# Start of Data shown

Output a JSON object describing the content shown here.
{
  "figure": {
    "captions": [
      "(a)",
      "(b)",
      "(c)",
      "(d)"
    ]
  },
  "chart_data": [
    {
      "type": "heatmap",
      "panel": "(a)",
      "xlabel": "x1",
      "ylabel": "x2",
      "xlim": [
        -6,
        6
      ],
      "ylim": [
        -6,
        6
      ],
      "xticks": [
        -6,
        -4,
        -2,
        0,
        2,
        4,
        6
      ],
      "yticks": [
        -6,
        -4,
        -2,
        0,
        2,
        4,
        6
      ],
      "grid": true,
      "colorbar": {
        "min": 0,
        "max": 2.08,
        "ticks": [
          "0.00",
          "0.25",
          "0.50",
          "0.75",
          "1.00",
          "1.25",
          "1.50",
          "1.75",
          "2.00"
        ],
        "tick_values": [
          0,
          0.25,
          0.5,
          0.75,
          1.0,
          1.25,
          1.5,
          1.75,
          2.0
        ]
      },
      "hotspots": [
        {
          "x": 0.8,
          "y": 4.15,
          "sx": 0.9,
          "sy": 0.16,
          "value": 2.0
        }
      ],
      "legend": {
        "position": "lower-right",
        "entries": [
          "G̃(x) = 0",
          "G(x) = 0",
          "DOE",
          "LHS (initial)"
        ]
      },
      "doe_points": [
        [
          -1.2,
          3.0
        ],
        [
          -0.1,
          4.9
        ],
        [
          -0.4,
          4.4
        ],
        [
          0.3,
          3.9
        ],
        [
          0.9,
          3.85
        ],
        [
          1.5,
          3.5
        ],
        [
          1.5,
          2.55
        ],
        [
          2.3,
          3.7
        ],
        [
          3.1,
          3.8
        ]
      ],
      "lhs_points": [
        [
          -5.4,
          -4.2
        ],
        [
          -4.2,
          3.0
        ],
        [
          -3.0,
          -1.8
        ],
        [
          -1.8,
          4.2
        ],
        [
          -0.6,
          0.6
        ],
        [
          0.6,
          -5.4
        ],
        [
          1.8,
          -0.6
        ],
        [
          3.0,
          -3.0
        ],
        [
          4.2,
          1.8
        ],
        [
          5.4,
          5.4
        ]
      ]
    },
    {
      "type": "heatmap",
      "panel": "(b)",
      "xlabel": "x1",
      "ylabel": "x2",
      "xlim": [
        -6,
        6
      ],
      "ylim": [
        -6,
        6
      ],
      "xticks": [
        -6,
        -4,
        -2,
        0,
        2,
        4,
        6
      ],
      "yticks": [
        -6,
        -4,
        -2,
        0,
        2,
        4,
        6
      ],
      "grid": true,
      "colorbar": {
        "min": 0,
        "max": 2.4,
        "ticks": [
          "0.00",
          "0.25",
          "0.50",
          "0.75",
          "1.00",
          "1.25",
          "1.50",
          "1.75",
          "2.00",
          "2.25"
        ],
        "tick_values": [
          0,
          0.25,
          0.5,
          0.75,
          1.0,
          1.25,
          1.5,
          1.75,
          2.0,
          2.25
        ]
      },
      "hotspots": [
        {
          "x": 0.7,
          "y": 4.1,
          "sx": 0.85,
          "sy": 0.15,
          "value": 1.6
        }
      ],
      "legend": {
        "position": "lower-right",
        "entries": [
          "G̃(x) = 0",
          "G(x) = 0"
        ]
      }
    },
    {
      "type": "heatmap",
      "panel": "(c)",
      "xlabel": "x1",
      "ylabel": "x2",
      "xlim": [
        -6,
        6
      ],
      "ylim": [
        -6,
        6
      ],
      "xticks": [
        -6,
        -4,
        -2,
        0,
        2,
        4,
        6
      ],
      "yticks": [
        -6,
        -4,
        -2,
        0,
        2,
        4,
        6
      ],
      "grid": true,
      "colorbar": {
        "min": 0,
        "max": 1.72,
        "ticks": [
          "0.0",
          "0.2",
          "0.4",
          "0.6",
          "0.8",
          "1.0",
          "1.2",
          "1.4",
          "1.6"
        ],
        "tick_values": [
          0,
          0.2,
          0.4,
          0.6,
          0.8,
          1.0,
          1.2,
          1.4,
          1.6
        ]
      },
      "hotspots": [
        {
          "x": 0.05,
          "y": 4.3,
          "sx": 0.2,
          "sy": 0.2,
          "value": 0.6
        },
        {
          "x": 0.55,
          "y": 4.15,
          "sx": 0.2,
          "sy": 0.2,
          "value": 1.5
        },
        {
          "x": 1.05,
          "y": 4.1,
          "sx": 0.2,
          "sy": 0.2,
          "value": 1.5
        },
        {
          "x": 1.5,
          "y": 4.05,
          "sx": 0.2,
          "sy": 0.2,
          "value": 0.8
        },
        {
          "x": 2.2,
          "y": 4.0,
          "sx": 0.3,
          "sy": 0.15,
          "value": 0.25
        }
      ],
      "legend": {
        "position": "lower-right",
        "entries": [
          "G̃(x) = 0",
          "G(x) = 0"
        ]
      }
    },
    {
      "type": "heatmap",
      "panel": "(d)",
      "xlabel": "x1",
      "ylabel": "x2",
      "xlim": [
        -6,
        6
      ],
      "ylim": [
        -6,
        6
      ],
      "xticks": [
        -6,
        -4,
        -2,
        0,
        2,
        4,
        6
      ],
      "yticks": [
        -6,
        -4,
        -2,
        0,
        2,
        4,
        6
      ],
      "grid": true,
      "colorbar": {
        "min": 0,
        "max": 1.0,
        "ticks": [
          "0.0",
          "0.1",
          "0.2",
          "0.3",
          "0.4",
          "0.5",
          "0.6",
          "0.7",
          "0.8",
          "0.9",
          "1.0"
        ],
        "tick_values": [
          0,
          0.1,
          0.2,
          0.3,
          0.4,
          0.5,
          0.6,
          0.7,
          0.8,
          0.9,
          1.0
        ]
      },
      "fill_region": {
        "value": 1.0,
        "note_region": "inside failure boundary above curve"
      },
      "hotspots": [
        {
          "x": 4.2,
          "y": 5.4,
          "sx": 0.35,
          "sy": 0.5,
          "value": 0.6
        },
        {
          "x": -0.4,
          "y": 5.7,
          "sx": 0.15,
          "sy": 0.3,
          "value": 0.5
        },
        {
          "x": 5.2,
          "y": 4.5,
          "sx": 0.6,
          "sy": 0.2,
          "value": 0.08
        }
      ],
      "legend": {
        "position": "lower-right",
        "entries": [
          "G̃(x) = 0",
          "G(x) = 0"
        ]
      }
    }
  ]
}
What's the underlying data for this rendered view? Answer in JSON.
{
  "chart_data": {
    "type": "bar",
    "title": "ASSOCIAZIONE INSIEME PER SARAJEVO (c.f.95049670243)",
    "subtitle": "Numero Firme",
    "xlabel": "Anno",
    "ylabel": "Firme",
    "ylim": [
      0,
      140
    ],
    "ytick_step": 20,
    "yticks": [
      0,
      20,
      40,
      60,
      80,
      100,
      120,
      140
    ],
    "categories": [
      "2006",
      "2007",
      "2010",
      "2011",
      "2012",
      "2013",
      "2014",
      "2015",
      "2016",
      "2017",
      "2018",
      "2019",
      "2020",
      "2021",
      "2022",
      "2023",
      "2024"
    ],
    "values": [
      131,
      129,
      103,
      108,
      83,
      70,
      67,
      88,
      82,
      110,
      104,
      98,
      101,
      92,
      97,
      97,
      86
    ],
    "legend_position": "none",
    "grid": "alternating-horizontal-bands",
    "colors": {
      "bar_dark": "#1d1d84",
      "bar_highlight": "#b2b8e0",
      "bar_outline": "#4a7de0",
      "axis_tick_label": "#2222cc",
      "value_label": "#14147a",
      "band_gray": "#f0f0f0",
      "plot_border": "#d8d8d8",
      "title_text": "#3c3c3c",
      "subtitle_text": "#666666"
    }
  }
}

# End of Data shown
# Start of Data shown

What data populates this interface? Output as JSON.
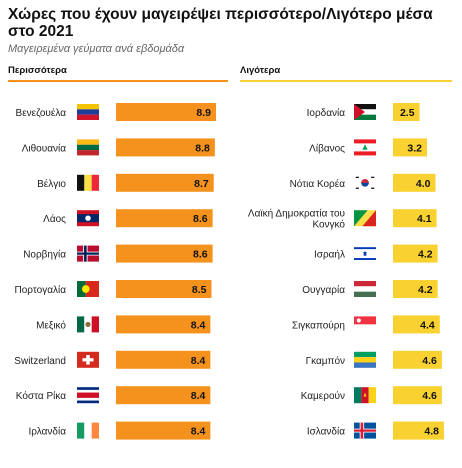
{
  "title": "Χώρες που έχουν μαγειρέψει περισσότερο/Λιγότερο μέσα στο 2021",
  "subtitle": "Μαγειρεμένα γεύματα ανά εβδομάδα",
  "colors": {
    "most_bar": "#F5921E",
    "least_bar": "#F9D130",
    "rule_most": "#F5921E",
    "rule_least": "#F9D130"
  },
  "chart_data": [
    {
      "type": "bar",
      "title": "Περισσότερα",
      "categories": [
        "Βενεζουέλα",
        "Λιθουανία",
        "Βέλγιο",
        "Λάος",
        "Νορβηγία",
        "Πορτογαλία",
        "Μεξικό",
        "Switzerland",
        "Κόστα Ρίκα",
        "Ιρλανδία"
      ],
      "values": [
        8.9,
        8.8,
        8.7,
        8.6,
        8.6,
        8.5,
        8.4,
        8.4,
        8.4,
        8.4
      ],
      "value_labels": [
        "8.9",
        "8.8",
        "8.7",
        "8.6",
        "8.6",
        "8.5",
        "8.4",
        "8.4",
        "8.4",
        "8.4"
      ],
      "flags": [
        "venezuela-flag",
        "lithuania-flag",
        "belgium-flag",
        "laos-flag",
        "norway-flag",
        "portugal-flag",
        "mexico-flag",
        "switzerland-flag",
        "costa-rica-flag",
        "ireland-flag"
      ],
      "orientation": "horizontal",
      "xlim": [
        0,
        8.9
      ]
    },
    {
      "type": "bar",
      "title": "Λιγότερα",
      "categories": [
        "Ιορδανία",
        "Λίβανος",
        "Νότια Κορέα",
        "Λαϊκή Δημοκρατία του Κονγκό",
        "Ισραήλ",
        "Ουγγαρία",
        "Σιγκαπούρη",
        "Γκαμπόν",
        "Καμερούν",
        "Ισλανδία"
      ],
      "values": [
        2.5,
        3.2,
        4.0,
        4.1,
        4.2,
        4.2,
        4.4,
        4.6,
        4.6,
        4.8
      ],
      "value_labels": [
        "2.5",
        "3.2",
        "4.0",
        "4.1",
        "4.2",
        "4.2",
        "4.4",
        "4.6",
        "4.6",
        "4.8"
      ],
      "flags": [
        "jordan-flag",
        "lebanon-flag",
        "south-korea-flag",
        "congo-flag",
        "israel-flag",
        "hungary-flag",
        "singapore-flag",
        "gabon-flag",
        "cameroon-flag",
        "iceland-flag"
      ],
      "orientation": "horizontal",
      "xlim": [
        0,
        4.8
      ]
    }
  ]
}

# End of Data shown
# Start of Data shown

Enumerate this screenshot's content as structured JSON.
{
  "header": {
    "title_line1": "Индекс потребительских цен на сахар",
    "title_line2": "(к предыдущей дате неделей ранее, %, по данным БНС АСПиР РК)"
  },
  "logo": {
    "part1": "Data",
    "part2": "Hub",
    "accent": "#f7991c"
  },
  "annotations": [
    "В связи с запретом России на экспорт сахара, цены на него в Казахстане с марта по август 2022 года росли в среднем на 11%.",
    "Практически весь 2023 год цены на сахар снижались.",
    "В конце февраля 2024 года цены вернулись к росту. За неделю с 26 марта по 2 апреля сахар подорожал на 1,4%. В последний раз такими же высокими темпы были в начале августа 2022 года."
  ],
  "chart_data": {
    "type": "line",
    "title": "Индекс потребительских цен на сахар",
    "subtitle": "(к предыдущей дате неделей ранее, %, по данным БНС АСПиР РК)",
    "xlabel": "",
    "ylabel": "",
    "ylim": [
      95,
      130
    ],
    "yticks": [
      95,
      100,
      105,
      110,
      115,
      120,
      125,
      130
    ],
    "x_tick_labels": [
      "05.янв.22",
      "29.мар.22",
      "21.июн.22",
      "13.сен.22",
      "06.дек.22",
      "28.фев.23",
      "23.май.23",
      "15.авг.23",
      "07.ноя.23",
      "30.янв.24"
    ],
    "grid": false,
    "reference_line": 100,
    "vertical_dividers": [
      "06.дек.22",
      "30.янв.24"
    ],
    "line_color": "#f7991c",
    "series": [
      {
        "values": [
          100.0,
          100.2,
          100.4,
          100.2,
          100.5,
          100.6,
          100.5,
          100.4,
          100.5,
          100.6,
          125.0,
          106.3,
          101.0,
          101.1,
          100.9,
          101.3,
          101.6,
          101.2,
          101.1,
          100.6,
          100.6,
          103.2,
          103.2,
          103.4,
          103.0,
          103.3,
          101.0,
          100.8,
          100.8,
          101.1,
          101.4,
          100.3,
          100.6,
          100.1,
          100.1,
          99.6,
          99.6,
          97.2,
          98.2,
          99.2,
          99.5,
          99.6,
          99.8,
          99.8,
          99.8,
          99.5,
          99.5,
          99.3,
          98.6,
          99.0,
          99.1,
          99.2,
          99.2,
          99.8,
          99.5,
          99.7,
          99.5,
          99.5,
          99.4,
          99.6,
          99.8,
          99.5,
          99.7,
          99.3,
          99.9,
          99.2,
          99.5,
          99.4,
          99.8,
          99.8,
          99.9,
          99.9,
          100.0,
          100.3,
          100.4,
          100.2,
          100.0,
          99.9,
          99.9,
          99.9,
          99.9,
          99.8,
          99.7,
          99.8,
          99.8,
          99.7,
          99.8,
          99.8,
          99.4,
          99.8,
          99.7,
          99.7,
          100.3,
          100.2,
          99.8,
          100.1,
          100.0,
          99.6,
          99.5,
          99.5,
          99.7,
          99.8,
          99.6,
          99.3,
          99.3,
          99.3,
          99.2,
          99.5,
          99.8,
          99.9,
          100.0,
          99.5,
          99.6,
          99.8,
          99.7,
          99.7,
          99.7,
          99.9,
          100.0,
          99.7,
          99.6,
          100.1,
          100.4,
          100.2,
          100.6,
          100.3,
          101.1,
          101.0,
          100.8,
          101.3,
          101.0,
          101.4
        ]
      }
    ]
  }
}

# End of Data shown

Directive: Go through the listing above and list every line that has the word "Output".

Response:
Output a JSON object describing the content shown here.
What data populates this interface? Output as JSON.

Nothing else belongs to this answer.